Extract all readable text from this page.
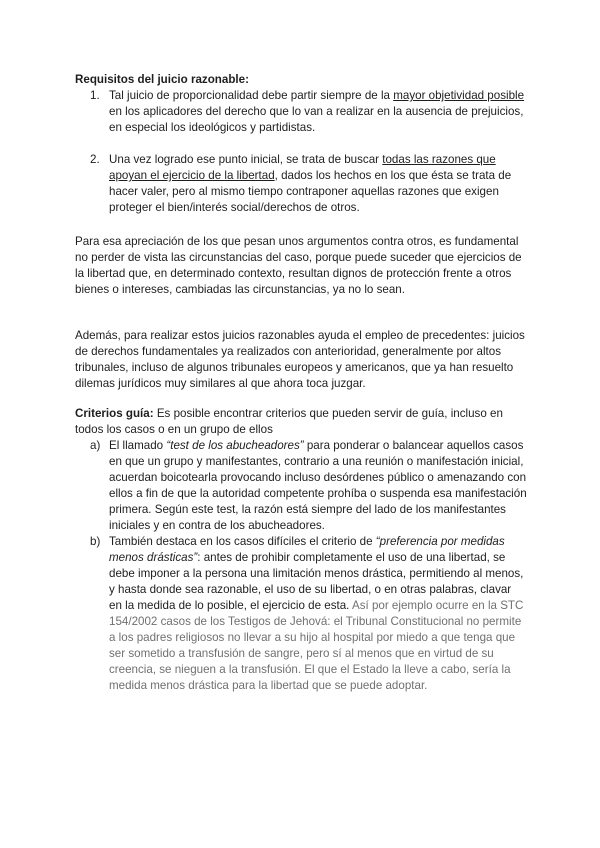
Requisitos del juicio razonable:
1. Tal juicio de proporcionalidad debe partir siempre de la mayor objetividad posible en los aplicadores del derecho que lo van a realizar en la ausencia de prejuicios, en especial los ideológicos y partidistas.
2. Una vez logrado ese punto inicial, se trata de buscar todas las razones que apoyan el ejercicio de la libertad, dados los hechos en los que ésta se trata de hacer valer, pero al mismo tiempo contraponer aquellas razones que exigen proteger el bien/interés social/derechos de otros.

Para esa apreciación de los que pesan unos argumentos contra otros, es fundamental no perder de vista las circunstancias del caso, porque puede suceder que ejercicios de la libertad que, en determinado contexto, resultan dignos de protección frente a otros bienes o intereses, cambiadas las circunstancias, ya no lo sean.

Además, para realizar estos juicios razonables ayuda el empleo de precedentes: juicios de derechos fundamentales ya realizados con anterioridad, generalmente por altos tribunales, incluso de algunos tribunales europeos y americanos, que ya han resuelto dilemas jurídicos muy similares al que ahora toca juzgar.

Criterios guía: Es posible encontrar criterios que pueden servir de guía, incluso en todos los casos o en un grupo de ellos

a) El llamado “test de los abucheadores” para ponderar o balancear aquellos casos en que un grupo y manifestantes, contrario a una reunión o manifestación inicial, acuerdan boicotearla provocando incluso desórdenes público o amenazando con ellos a fin de que la autoridad competente prohíba o suspenda esa manifestación primera. Según este test, la razón está siempre del lado de los manifestantes iniciales y en contra de los abucheadores.
b) También destaca en los casos difíciles el criterio de “preferencia por medidas menos drásticas”: antes de prohibir completamente el uso de una libertad, se debe imponer a la persona una limitación menos drástica, permitiendo al menos, y hasta donde sea razonable, el uso de su libertad, o en otras palabras, clavar en la medida de lo posible, el ejercicio de esta. Así por ejemplo ocurre en la STC 154/2002 casos de los Testigos de Jehová: el Tribunal Constitucional no permite a los padres religiosos no llevar a su hijo al hospital por miedo a que tenga que ser sometido a transfusión de sangre, pero sí al menos que en virtud de su creencia, se nieguen a la transfusión. El que el Estado la lleve a cabo, sería la medida menos drástica para la libertad que se puede adoptar.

» **TASK TO CARRY OUT**: Gather every line from the listing above in which the word "debe" appears.

» **TASK OUTPUT**:
1. Tal juicio de proporcionalidad debe partir siempre de la mayor objetividad posible en los aplicadores del derecho que lo van a realizar en la ausencia de prejuicios, en especial los ideológicos y partidistas.
b) También destaca en los casos difíciles el criterio de “preferencia por medidas menos drásticas”: antes de prohibir completamente el uso de una libertad, se debe imponer a la persona una limitación menos drástica, permitiendo al menos, y hasta donde sea razonable, el uso de su libertad, o en otras palabras, clavar en la medida de lo posible, el ejercicio de esta. Así por ejemplo ocurre en la STC 154/2002 casos de los Testigos de Jehová: el Tribunal Constitucional no permite a los padres religiosos no llevar a su hijo al hospital por miedo a que tenga que ser sometido a transfusión de sangre, pero sí al menos que en virtud de su creencia, se nieguen a la transfusión. El que el Estado la lleve a cabo, sería la medida menos drástica para la libertad que se puede adoptar.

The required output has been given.